(DATA LINES):
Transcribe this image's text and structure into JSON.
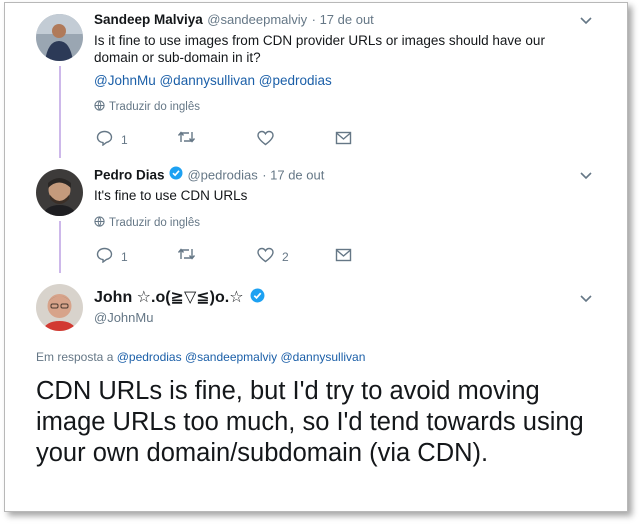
{
  "tweets": [
    {
      "name": "Sandeep Malviya",
      "handle": "@sandeepmalviy",
      "date": "· 17 de out",
      "text": "Is it fine to use images from CDN provider URLs or images should have our domain or sub-domain in it?",
      "mentions": "@JohnMu @dannysullivan @pedrodias",
      "translate": "Traduzir do inglês",
      "reply_count": "1",
      "retweet_count": "",
      "like_count": ""
    },
    {
      "name": "Pedro Dias",
      "handle": "@pedrodias",
      "date": "· 17 de out",
      "text": "It's fine to use CDN URLs",
      "translate": "Traduzir do inglês",
      "reply_count": "1",
      "retweet_count": "",
      "like_count": "2"
    }
  ],
  "main_tweet": {
    "name": "John ☆.o(≧▽≦)o.☆",
    "handle": "@JohnMu",
    "reply_prefix": "Em resposta a",
    "reply_to": "@pedrodias @sandeepmalviy @dannysullivan",
    "text": "CDN URLs is fine, but I'd try to avoid moving image URLs too much, so I'd tend towards using your own domain/subdomain (via CDN)."
  },
  "colors": {
    "link": "#1b5fa8",
    "verified": "#1da1f2",
    "thread_line": "#cdb8ea",
    "muted": "#657786"
  },
  "icons": [
    "chevron-down-icon",
    "globe-icon",
    "reply-icon",
    "retweet-icon",
    "like-icon",
    "message-icon",
    "verified-icon"
  ]
}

(EXERCISE DESCRIPTION): Reproduce the material above in full, exactly, with no images.

(TASK SOLUTION):
Transcribe this image's text and structure into JSON.
{
  "tweets": [
    {
      "name": "Sandeep Malviya",
      "handle": "@sandeepmalviy",
      "date": "· 17 de out",
      "text": "Is it fine to use images from CDN provider URLs or images should have our domain or sub-domain in it?",
      "mentions": "@JohnMu @dannysullivan @pedrodias",
      "translate": "Traduzir do inglês",
      "reply_count": "1",
      "retweet_count": "",
      "like_count": ""
    },
    {
      "name": "Pedro Dias",
      "handle": "@pedrodias",
      "date": "· 17 de out",
      "text": "It's fine to use CDN URLs",
      "translate": "Traduzir do inglês",
      "reply_count": "1",
      "retweet_count": "",
      "like_count": "2"
    }
  ],
  "main_tweet": {
    "name": "John ☆.o(≧▽≦)o.☆",
    "handle": "@JohnMu",
    "reply_prefix": "Em resposta a",
    "reply_to": "@pedrodias @sandeepmalviy @dannysullivan",
    "text": "CDN URLs is fine, but I'd try to avoid moving image URLs too much, so I'd tend towards using your own domain/subdomain (via CDN)."
  },
  "colors": {
    "link": "#1b5fa8",
    "verified": "#1da1f2",
    "thread_line": "#cdb8ea",
    "muted": "#657786"
  },
  "icons": [
    "chevron-down-icon",
    "globe-icon",
    "reply-icon",
    "retweet-icon",
    "like-icon",
    "message-icon",
    "verified-icon"
  ]
}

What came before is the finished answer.